A run of records

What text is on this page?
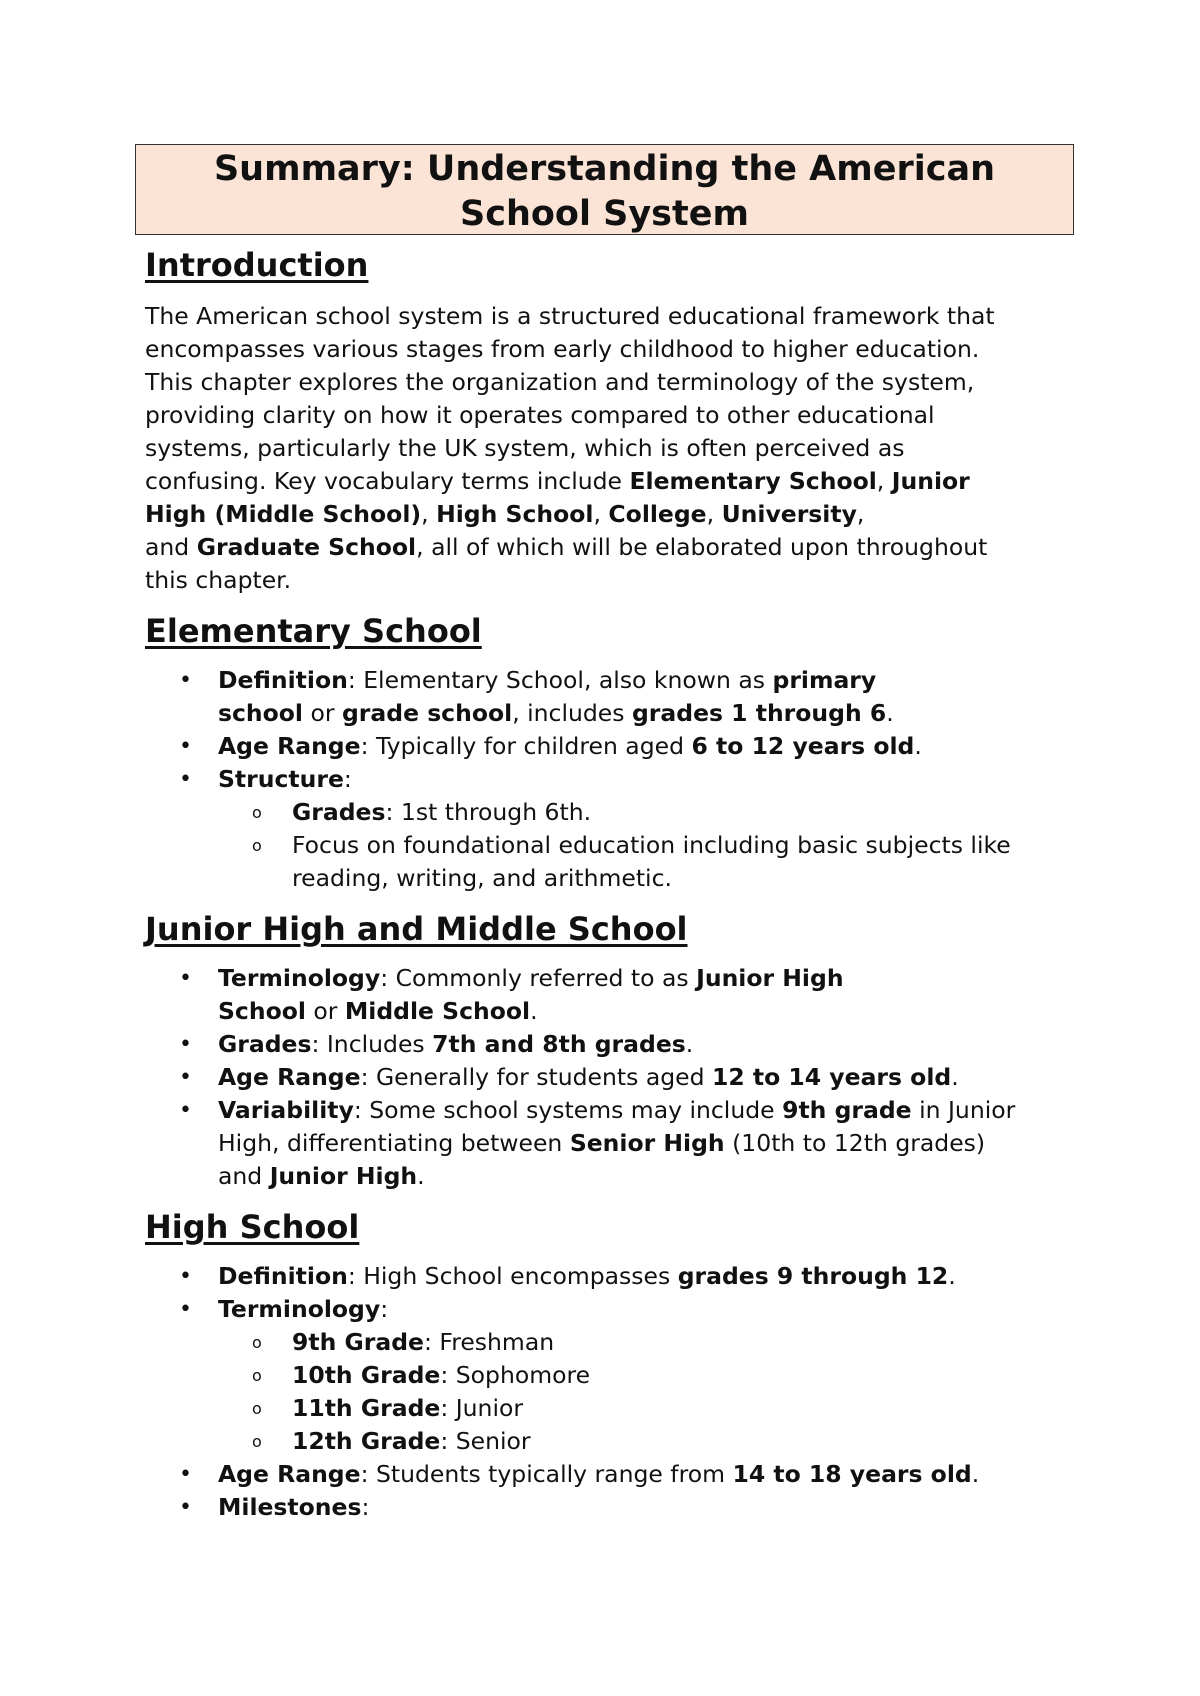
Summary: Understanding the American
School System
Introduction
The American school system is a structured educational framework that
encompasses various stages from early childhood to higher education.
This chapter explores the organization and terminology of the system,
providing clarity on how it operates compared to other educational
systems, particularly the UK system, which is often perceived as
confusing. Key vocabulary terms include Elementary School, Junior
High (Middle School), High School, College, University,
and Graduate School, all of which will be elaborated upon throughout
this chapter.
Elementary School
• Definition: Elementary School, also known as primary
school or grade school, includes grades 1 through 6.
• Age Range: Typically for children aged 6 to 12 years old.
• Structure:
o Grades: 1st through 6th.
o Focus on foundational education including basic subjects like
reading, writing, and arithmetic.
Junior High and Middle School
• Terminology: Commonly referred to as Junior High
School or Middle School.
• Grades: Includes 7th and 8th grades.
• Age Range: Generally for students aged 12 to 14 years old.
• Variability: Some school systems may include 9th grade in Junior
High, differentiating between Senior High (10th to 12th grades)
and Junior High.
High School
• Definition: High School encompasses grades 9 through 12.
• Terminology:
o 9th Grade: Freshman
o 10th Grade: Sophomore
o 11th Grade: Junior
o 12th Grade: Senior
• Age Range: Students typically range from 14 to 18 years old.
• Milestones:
---
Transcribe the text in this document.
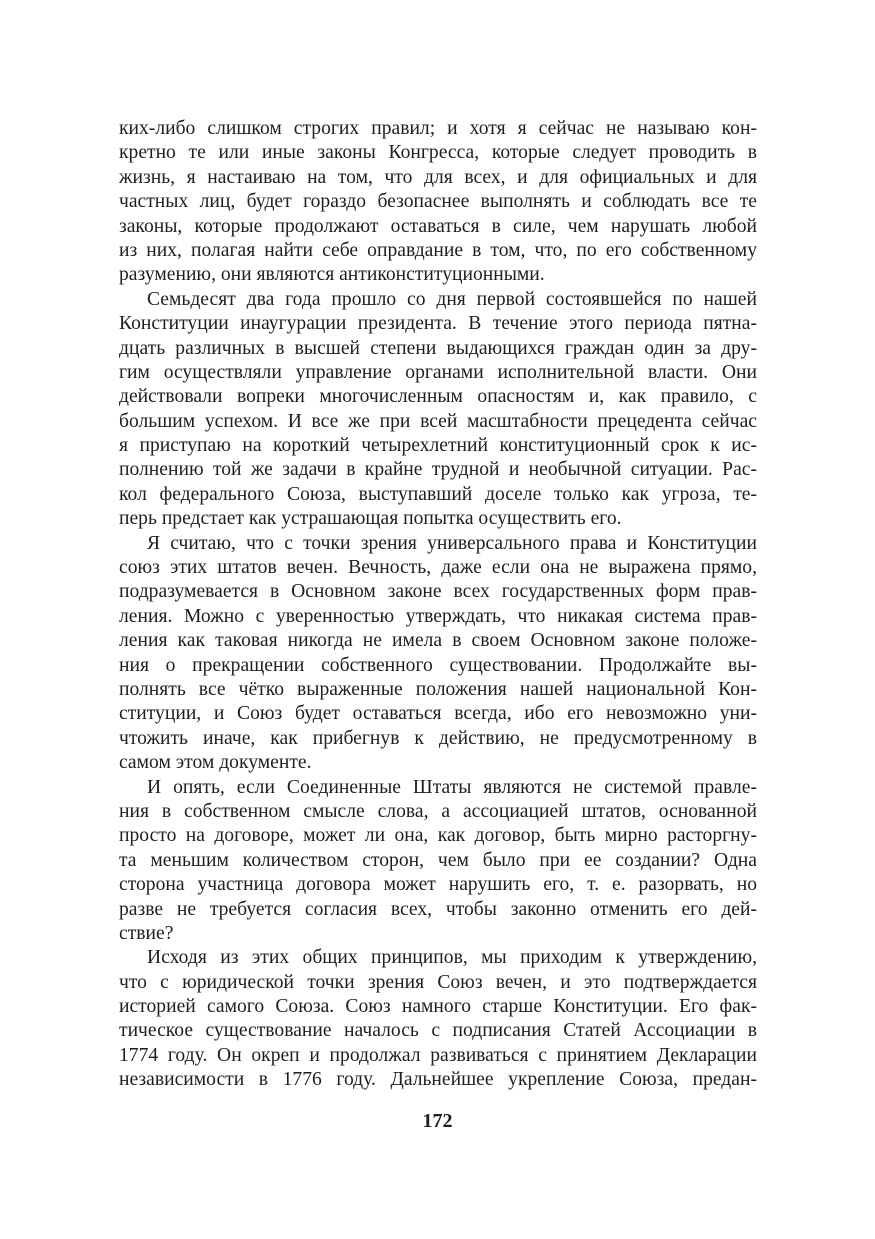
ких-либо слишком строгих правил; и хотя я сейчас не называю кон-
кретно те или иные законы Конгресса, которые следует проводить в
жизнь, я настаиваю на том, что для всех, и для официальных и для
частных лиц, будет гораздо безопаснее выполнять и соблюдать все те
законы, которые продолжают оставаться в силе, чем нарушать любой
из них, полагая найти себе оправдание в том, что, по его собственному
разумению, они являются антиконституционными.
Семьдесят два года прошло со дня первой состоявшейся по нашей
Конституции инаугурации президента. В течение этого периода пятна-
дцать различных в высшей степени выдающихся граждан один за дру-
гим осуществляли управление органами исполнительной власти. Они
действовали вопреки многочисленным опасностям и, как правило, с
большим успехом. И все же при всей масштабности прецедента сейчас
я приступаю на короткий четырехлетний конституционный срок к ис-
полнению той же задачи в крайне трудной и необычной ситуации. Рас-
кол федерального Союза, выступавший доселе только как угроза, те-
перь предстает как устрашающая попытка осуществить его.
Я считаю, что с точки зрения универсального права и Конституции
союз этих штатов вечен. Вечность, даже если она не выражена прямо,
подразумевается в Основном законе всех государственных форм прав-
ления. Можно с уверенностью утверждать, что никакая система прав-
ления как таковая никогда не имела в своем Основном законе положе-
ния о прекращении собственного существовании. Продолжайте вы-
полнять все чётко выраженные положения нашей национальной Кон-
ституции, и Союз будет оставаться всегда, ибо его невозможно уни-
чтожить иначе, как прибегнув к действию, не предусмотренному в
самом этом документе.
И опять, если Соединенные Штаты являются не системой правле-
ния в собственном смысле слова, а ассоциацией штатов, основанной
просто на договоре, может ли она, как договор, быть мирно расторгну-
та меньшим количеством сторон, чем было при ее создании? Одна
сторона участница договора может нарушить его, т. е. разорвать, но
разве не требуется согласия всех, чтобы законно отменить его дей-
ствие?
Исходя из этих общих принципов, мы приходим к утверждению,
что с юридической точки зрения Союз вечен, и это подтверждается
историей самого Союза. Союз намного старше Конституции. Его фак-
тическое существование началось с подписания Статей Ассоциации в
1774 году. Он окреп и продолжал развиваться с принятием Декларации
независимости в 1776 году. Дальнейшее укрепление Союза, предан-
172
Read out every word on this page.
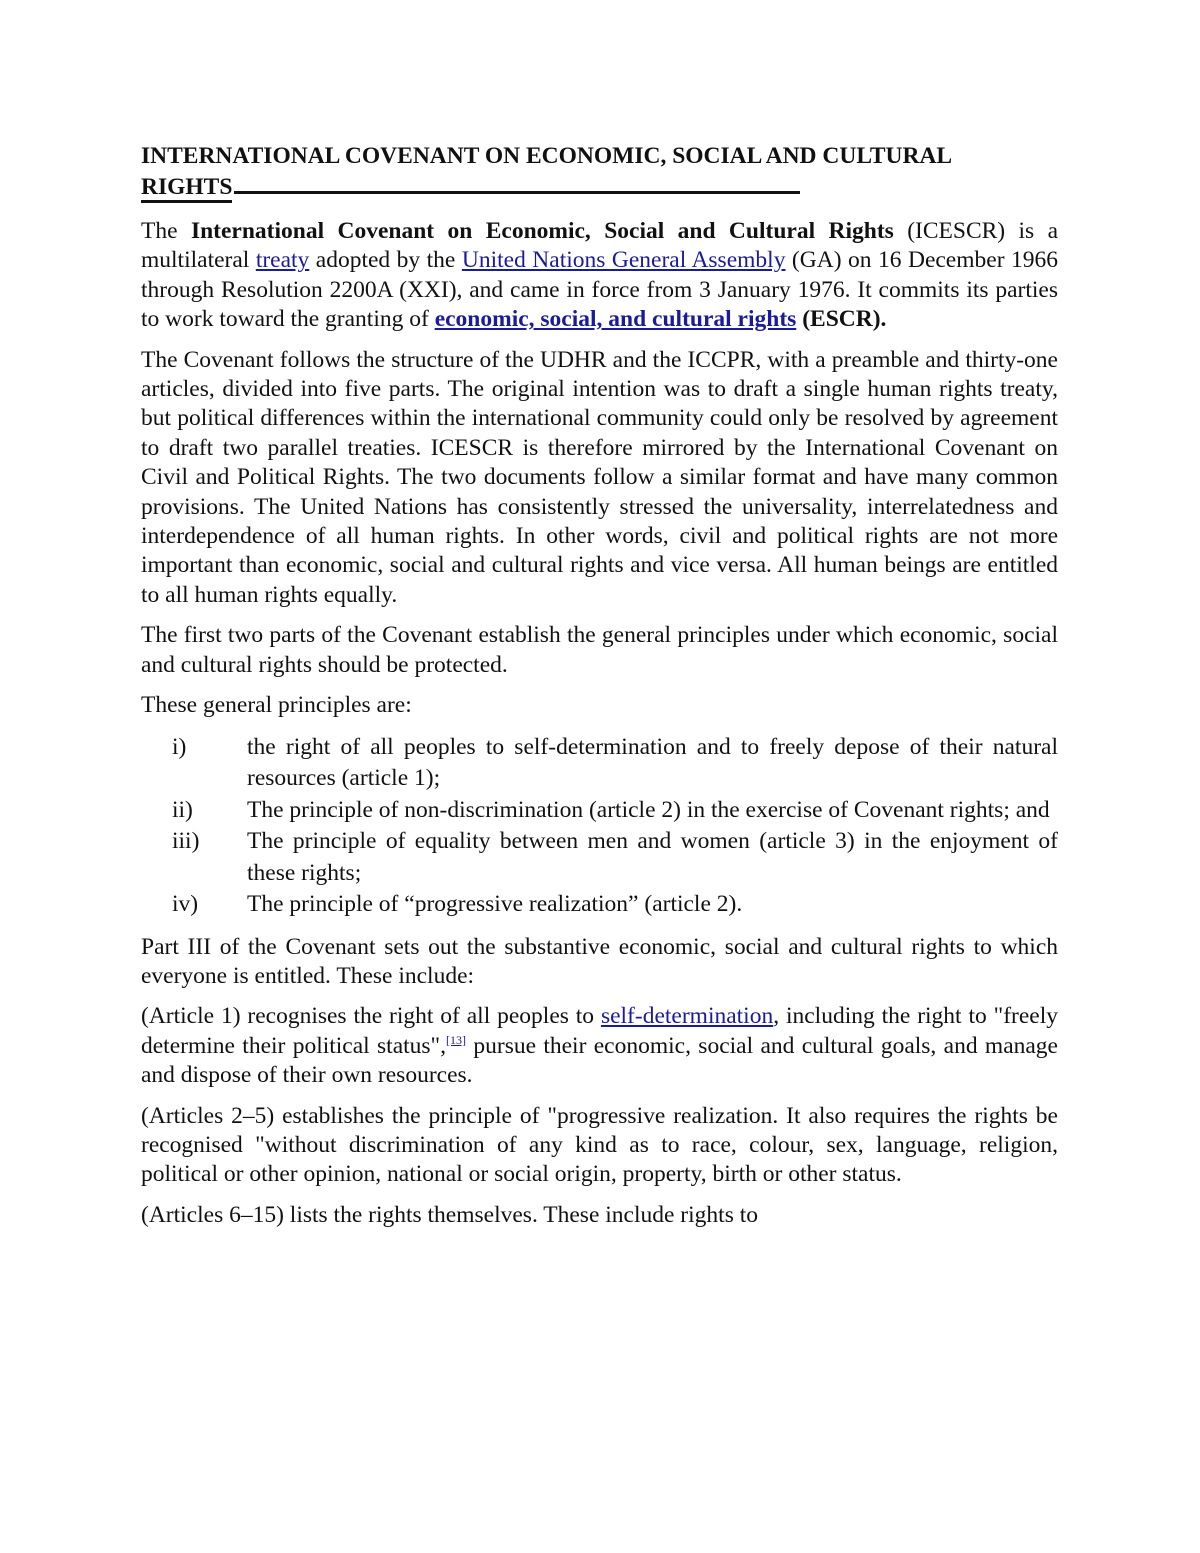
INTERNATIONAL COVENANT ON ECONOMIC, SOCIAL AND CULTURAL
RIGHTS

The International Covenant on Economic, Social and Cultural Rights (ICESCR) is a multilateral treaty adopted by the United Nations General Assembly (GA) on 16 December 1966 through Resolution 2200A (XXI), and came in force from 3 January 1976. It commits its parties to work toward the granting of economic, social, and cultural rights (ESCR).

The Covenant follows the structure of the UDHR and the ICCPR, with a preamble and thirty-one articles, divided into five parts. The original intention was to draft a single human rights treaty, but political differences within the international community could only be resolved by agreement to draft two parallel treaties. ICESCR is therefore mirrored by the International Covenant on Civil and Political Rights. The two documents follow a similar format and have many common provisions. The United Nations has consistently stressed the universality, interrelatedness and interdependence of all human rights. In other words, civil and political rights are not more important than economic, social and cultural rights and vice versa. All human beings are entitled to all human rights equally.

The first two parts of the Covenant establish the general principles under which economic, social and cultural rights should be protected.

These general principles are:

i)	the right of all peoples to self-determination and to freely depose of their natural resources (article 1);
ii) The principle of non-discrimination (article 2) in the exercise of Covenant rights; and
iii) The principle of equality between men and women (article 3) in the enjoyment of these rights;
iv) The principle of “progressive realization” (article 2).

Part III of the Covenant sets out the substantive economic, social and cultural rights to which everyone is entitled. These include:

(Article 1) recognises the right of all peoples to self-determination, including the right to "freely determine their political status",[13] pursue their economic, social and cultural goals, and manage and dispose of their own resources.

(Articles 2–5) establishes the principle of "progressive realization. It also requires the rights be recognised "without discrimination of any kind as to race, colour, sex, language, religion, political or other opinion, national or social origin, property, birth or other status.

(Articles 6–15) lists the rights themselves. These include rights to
* * *
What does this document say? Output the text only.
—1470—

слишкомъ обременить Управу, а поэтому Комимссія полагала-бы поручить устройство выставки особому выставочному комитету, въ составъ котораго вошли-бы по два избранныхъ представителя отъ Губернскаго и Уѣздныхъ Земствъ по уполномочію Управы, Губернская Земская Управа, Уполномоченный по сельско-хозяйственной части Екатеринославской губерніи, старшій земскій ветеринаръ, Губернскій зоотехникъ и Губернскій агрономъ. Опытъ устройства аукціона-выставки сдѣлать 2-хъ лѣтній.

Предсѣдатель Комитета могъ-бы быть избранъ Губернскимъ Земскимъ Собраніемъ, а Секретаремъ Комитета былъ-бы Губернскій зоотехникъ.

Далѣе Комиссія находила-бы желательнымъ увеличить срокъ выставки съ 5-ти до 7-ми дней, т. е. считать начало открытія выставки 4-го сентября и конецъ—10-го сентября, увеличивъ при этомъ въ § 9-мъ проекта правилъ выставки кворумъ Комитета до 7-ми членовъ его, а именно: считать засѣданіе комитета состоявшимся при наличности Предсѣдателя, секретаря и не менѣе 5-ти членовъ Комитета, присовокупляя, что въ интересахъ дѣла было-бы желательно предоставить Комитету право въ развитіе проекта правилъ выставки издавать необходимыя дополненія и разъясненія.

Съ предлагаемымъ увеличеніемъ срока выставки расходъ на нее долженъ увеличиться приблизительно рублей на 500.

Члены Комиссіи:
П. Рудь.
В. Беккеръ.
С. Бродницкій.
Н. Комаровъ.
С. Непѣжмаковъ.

— Task prompt —
Identify which lines contain the word "сейчас" and copy each one.

— Right answer —
ких-либо слишком строгих правил; и хотя я сейчас не называю кон-
большим успехом. И все же при всей масштабности прецедента сейчас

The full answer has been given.